EXERCISE DESCRIPTION. Show every line in the entries below where the word "virus" appears.

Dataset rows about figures

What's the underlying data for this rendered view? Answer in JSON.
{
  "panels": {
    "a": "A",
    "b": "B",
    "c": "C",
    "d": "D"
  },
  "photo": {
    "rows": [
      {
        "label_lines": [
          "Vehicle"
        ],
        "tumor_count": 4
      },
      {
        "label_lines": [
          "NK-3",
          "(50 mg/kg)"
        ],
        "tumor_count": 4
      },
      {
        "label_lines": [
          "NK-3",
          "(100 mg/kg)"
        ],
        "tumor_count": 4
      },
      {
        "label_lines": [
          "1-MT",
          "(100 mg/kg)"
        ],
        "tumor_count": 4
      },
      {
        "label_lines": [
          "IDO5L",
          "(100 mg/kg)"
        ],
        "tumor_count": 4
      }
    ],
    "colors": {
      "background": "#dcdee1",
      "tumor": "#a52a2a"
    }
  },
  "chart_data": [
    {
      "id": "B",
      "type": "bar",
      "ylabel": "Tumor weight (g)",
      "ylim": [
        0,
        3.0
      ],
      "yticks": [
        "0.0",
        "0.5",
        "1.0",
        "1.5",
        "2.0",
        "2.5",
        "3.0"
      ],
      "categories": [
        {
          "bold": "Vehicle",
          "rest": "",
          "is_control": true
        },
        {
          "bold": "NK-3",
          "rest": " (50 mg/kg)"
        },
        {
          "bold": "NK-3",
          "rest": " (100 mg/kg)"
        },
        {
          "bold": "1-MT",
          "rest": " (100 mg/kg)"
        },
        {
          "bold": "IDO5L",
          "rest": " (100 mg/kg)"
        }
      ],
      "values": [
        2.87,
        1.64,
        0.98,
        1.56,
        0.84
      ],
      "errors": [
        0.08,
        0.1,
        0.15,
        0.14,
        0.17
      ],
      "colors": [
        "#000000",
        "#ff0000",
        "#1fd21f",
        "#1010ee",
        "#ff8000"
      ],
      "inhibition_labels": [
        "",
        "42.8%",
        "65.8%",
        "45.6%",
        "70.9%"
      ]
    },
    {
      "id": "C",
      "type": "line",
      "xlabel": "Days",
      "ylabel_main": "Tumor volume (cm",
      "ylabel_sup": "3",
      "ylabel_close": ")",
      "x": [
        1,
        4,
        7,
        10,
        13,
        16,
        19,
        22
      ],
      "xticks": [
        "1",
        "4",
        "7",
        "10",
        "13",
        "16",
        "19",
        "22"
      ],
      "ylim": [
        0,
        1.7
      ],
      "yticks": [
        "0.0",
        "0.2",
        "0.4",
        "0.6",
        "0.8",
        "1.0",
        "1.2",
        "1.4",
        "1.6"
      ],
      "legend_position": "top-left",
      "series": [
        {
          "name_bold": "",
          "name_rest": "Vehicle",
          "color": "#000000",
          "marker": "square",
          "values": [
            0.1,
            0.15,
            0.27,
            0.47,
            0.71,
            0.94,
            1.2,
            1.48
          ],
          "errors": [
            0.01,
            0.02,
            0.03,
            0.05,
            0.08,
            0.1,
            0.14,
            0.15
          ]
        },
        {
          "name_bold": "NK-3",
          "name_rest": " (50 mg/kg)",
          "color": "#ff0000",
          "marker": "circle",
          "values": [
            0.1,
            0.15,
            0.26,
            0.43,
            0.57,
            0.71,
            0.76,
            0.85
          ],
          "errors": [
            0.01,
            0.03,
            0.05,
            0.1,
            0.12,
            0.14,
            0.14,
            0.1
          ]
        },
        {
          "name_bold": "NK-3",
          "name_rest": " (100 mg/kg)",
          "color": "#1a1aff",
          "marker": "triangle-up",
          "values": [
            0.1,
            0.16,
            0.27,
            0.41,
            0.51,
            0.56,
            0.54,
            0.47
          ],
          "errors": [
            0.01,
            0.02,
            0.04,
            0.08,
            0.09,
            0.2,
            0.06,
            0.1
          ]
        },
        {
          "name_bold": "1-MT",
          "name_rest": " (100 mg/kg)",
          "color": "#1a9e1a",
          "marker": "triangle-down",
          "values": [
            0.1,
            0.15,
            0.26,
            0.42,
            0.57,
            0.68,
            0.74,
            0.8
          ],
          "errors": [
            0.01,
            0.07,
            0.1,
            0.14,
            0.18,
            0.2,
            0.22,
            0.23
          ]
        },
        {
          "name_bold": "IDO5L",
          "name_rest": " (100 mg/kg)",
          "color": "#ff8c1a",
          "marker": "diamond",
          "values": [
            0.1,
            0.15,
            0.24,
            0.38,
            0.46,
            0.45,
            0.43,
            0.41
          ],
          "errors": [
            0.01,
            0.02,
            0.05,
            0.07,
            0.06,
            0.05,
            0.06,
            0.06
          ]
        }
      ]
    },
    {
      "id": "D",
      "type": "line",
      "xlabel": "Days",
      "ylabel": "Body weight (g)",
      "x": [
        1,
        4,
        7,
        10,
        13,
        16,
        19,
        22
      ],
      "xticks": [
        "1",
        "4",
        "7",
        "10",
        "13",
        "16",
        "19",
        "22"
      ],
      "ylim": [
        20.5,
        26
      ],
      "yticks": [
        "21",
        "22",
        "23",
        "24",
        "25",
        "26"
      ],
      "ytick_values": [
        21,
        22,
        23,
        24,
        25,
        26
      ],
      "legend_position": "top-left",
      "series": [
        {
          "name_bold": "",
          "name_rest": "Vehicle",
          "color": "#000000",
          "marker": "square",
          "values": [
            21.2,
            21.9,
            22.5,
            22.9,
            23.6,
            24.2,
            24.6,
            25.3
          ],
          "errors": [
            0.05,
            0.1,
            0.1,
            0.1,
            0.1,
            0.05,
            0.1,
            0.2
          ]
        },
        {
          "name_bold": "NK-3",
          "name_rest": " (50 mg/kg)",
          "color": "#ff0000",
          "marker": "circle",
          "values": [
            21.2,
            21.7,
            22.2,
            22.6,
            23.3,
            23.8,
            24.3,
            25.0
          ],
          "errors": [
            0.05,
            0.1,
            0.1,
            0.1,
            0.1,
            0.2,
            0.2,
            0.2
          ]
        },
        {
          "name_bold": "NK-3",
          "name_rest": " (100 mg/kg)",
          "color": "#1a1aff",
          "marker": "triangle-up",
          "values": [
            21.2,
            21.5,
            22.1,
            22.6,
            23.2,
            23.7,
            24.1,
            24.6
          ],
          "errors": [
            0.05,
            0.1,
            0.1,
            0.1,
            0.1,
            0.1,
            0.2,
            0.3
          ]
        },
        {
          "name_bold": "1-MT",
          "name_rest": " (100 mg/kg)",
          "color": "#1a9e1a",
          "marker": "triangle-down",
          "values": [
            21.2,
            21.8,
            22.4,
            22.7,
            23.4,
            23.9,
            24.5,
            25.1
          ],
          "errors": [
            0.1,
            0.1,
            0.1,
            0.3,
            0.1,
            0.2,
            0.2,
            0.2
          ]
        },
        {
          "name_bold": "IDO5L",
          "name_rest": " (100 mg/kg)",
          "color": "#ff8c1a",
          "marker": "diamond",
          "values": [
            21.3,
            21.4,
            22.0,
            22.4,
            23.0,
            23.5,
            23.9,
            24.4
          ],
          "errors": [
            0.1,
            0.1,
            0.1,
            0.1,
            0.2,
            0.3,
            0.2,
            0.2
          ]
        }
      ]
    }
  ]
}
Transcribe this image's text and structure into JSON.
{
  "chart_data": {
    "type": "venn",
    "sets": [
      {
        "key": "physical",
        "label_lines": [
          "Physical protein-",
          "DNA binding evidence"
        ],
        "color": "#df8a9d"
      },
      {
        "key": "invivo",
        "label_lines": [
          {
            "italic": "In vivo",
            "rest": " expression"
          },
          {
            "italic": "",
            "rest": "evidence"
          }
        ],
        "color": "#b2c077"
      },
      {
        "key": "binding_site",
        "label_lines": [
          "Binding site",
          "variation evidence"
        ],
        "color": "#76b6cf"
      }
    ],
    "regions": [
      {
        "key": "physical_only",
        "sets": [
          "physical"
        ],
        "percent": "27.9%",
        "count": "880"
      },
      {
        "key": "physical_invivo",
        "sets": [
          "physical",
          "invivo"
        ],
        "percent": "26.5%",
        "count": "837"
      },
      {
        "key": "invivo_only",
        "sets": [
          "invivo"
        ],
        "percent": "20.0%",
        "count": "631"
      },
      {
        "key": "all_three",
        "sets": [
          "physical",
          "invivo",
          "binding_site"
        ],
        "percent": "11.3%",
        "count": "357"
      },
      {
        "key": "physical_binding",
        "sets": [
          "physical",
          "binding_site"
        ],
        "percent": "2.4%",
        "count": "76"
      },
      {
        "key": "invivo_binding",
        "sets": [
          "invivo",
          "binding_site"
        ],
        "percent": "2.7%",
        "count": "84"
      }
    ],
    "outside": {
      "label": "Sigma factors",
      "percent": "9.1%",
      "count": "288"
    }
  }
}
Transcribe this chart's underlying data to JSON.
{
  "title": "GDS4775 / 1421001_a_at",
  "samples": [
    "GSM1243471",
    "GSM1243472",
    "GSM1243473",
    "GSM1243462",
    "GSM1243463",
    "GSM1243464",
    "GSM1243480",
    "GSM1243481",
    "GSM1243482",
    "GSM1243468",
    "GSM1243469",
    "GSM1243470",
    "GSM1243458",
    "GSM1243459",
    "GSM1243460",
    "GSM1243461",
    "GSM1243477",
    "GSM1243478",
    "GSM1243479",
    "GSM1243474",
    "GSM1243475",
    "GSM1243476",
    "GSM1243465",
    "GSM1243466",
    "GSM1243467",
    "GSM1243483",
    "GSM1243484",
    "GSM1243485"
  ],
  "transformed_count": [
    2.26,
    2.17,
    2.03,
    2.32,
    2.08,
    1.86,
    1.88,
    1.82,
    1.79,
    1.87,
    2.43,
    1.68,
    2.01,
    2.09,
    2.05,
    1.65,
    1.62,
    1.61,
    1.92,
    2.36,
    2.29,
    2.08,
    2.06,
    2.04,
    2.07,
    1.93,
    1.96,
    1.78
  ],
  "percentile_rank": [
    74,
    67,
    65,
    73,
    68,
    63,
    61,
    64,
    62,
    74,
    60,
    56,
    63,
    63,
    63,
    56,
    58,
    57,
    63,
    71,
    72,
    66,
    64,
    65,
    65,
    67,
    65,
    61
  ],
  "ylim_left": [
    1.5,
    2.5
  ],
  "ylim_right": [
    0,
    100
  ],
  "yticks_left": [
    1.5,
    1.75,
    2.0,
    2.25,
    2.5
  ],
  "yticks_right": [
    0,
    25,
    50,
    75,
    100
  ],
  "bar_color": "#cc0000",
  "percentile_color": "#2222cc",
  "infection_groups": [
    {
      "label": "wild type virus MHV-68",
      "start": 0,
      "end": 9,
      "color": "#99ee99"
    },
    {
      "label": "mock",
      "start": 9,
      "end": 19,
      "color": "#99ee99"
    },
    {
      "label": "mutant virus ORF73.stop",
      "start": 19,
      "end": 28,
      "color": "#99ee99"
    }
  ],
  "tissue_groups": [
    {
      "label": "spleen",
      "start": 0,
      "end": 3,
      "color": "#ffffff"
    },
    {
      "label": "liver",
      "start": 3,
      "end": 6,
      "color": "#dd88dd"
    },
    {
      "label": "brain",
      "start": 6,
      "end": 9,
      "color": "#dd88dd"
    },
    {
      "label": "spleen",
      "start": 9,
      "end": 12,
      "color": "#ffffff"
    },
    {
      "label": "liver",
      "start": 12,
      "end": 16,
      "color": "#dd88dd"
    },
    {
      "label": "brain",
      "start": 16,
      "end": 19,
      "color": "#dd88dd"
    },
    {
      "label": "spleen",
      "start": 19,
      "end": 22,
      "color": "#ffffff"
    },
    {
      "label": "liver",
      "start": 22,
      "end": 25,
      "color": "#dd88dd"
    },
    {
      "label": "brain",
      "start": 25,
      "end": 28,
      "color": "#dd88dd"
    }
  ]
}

TASK RESULT.
      "label": "wild type virus MHV-68",
      "label": "mutant virus ORF73.stop",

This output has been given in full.